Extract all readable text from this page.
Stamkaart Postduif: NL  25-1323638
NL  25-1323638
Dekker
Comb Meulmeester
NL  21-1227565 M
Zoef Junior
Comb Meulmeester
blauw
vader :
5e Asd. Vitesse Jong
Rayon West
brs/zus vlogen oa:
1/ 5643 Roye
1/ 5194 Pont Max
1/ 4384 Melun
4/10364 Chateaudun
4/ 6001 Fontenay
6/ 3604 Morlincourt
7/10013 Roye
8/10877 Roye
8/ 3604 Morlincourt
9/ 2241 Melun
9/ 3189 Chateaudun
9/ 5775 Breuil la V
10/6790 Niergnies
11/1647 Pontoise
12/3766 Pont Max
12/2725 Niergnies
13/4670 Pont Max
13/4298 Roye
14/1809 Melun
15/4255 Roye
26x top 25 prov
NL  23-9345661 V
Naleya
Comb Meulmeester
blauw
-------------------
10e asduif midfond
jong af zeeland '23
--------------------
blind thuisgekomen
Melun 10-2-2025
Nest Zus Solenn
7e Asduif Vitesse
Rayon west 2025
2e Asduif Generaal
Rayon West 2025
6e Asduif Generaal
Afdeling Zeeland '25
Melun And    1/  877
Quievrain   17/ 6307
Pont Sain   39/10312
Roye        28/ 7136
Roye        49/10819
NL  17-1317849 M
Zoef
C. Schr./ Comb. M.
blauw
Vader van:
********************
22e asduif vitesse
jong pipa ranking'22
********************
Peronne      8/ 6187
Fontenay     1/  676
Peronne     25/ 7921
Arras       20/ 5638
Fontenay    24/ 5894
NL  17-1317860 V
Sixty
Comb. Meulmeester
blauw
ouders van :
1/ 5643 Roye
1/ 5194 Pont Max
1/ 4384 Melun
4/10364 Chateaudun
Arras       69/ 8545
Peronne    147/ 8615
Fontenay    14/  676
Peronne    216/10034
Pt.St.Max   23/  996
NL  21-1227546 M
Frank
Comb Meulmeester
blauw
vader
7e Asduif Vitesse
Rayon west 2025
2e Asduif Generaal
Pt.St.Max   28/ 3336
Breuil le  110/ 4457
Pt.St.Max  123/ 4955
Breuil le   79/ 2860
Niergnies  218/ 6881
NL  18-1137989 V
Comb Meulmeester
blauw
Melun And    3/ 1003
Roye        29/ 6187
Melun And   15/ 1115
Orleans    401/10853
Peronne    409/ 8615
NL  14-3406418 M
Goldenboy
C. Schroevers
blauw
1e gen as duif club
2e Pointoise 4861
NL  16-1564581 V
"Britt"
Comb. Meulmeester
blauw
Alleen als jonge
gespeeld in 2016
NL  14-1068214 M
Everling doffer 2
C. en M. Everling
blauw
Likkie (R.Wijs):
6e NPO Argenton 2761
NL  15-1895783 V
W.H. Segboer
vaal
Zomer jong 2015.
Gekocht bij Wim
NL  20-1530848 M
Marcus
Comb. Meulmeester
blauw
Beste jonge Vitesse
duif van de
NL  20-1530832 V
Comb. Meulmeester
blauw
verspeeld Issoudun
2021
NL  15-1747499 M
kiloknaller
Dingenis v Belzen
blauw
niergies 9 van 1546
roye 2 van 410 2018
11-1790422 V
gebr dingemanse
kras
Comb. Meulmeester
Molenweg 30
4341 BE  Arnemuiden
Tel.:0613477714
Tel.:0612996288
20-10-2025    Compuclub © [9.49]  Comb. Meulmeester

_ _ _ _ _ _ _

● **WHAT IS NEEDED**
Please restate the records in full, word for word.

● **OUTPUT**
Extract all readable text from this page.
Stamkaart Postduif: NL  25-1323638
NL  25-1323638
Dekker
Comb Meulmeester
NL  21-1227565 M
Zoef Junior
Comb Meulmeester
blauw
vader :
5e Asd. Vitesse Jong
Rayon West
brs/zus vlogen oa:
1/ 5643 Roye
1/ 5194 Pont Max
1/ 4384 Melun
4/10364 Chateaudun
4/ 6001 Fontenay
6/ 3604 Morlincourt
7/10013 Roye
8/10877 Roye
8/ 3604 Morlincourt
9/ 2241 Melun
9/ 3189 Chateaudun
9/ 5775 Breuil la V
10/6790 Niergnies
11/1647 Pontoise
12/3766 Pont Max
12/2725 Niergnies
13/4670 Pont Max
13/4298 Roye
14/1809 Melun
15/4255 Roye
26x top 25 prov
NL  23-9345661 V
Naleya
Comb Meulmeester
blauw
-------------------
10e asduif midfond
jong af zeeland '23
--------------------
blind thuisgekomen
Melun 10-2-2025
Nest Zus Solenn
7e Asduif Vitesse
Rayon west 2025
2e Asduif Generaal
Rayon West 2025
6e Asduif Generaal
Afdeling Zeeland '25
Melun And    1/  877
Quievrain   17/ 6307
Pont Sain   39/10312
Roye        28/ 7136
Roye        49/10819
NL  17-1317849 M
Zoef
C. Schr./ Comb. M.
blauw
Vader van:
********************
22e asduif vitesse
jong pipa ranking'22
********************
Peronne      8/ 6187
Fontenay     1/  676
Peronne     25/ 7921
Arras       20/ 5638
Fontenay    24/ 5894
NL  17-1317860 V
Sixty
Comb. Meulmeester
blauw
ouders van :
1/ 5643 Roye
1/ 5194 Pont Max
1/ 4384 Melun
4/10364 Chateaudun
Arras       69/ 8545
Peronne    147/ 8615
Fontenay    14/  676
Peronne    216/10034
Pt.St.Max   23/  996
NL  21-1227546 M
Frank
Comb Meulmeester
blauw
vader
7e Asduif Vitesse
Rayon west 2025
2e Asduif Generaal
Pt.St.Max   28/ 3336
Breuil le  110/ 4457
Pt.St.Max  123/ 4955
Breuil le   79/ 2860
Niergnies  218/ 6881
NL  18-1137989 V
Comb Meulmeester
blauw
Melun And    3/ 1003
Roye        29/ 6187
Melun And   15/ 1115
Orleans    401/10853
Peronne    409/ 8615
NL  14-3406418 M
Goldenboy
C. Schroevers
blauw
1e gen as duif club
2e Pointoise 4861
NL  16-1564581 V
"Britt"
Comb. Meulmeester
blauw
Alleen als jonge
gespeeld in 2016
NL  14-1068214 M
Everling doffer 2
C. en M. Everling
blauw
Likkie (R.Wijs):
6e NPO Argenton 2761
NL  15-1895783 V
W.H. Segboer
vaal
Zomer jong 2015.
Gekocht bij Wim
NL  20-1530848 M
Marcus
Comb. Meulmeester
blauw
Beste jonge Vitesse
duif van de
NL  20-1530832 V
Comb. Meulmeester
blauw
verspeeld Issoudun
2021
NL  15-1747499 M
kiloknaller
Dingenis v Belzen
blauw
niergies 9 van 1546
roye 2 van 410 2018
11-1790422 V
gebr dingemanse
kras
Comb. Meulmeester
Molenweg 30
4341 BE  Arnemuiden
Tel.:0613477714
Tel.:0612996288
20-10-2025    Compuclub © [9.49]  Comb. Meulmeester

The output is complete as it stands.